___ MATERIAL TO PROCESS
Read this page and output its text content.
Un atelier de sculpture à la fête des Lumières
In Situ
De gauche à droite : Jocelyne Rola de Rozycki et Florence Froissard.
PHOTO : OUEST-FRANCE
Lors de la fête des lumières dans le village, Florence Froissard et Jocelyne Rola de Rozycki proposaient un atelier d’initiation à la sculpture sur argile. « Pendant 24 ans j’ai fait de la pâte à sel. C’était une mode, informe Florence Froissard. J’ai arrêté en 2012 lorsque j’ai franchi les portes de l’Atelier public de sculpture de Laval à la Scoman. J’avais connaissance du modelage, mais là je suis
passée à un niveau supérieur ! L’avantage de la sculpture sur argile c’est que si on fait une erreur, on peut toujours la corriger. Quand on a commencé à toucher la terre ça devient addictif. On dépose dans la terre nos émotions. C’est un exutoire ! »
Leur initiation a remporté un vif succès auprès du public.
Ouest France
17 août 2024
______
Each line of the material should be echoed exactly.

Read this page and output its text content.
Un atelier de sculpture à la fête des Lumières
In Situ
De gauche à droite : Jocelyne Rola de Rozycki et Florence Froissard.
PHOTO : OUEST-FRANCE
Lors de la fête des lumières dans le village, Florence Froissard et Jocelyne Rola de Rozycki proposaient un atelier d’initiation à la sculpture sur argile. « Pendant 24 ans j’ai fait de la pâte à sel. C’était une mode, informe Florence Froissard. J’ai arrêté en 2012 lorsque j’ai franchi les portes de l’Atelier public de sculpture de Laval à la Scoman. J’avais connaissance du modelage, mais là je suis
passée à un niveau supérieur ! L’avantage de la sculpture sur argile c’est que si on fait une erreur, on peut toujours la corriger. Quand on a commencé à toucher la terre ça devient addictif. On dépose dans la terre nos émotions. C’est un exutoire ! »
Leur initiation a remporté un vif succès auprès du public.
Ouest France
17 août 2024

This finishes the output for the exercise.